WHAT YOU HAVE TO DO →
Print all the entries verbatim.

THE RECORDS →
━━━━━━━━━━━━━━━━

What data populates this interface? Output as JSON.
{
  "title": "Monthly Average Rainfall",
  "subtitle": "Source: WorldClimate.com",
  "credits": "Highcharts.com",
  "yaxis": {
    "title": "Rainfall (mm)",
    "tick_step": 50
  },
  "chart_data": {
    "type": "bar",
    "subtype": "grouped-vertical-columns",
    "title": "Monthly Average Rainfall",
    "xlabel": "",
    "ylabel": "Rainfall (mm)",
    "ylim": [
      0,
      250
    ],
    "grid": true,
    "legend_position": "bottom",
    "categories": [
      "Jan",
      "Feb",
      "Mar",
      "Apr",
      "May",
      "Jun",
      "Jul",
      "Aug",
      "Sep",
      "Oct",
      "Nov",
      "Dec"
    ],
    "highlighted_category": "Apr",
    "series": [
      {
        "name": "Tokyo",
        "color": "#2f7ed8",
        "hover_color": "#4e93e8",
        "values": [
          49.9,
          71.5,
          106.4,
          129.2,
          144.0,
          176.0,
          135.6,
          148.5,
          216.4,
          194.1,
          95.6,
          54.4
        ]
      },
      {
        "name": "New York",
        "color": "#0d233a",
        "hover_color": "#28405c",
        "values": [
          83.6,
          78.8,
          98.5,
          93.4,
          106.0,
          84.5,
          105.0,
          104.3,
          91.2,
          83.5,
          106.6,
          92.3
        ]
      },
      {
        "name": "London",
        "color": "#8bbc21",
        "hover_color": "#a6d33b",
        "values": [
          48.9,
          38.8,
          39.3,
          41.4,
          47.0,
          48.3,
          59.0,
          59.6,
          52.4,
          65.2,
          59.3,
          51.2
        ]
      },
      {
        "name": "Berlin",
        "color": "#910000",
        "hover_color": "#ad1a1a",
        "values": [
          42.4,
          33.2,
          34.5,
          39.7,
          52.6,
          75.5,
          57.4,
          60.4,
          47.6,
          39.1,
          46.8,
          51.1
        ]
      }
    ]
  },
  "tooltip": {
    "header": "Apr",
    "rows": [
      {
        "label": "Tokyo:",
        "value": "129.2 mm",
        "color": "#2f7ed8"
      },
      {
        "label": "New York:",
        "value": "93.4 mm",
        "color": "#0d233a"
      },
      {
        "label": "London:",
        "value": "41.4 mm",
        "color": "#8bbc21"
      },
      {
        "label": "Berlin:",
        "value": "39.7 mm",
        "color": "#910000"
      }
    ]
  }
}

━━━━━━━━━━━━━━━━

PROBLEM SOLUTION →
What data populates this interface? Output as JSON.
{
  "title": "Monthly Average Rainfall",
  "subtitle": "Source: WorldClimate.com",
  "credits": "Highcharts.com",
  "yaxis": {
    "title": "Rainfall (mm)",
    "tick_step": 50
  },
  "chart_data": {
    "type": "bar",
    "subtype": "grouped-vertical-columns",
    "title": "Monthly Average Rainfall",
    "xlabel": "",
    "ylabel": "Rainfall (mm)",
    "ylim": [
      0,
      250
    ],
    "grid": true,
    "legend_position": "bottom",
    "categories": [
      "Jan",
      "Feb",
      "Mar",
      "Apr",
      "May",
      "Jun",
      "Jul",
      "Aug",
      "Sep",
      "Oct",
      "Nov",
      "Dec"
    ],
    "highlighted_category": "Apr",
    "series": [
      {
        "name": "Tokyo",
        "color": "#2f7ed8",
        "hover_color": "#4e93e8",
        "values": [
          49.9,
          71.5,
          106.4,
          129.2,
          144.0,
          176.0,
          135.6,
          148.5,
          216.4,
          194.1,
          95.6,
          54.4
        ]
      },
      {
        "name": "New York",
        "color": "#0d233a",
        "hover_color": "#28405c",
        "values": [
          83.6,
          78.8,
          98.5,
          93.4,
          106.0,
          84.5,
          105.0,
          104.3,
          91.2,
          83.5,
          106.6,
          92.3
        ]
      },
      {
        "name": "London",
        "color": "#8bbc21",
        "hover_color": "#a6d33b",
        "values": [
          48.9,
          38.8,
          39.3,
          41.4,
          47.0,
          48.3,
          59.0,
          59.6,
          52.4,
          65.2,
          59.3,
          51.2
        ]
      },
      {
        "name": "Berlin",
        "color": "#910000",
        "hover_color": "#ad1a1a",
        "values": [
          42.4,
          33.2,
          34.5,
          39.7,
          52.6,
          75.5,
          57.4,
          60.4,
          47.6,
          39.1,
          46.8,
          51.1
        ]
      }
    ]
  },
  "tooltip": {
    "header": "Apr",
    "rows": [
      {
        "label": "Tokyo:",
        "value": "129.2 mm",
        "color": "#2f7ed8"
      },
      {
        "label": "New York:",
        "value": "93.4 mm",
        "color": "#0d233a"
      },
      {
        "label": "London:",
        "value": "41.4 mm",
        "color": "#8bbc21"
      },
      {
        "label": "Berlin:",
        "value": "39.7 mm",
        "color": "#910000"
      }
    ]
  }
}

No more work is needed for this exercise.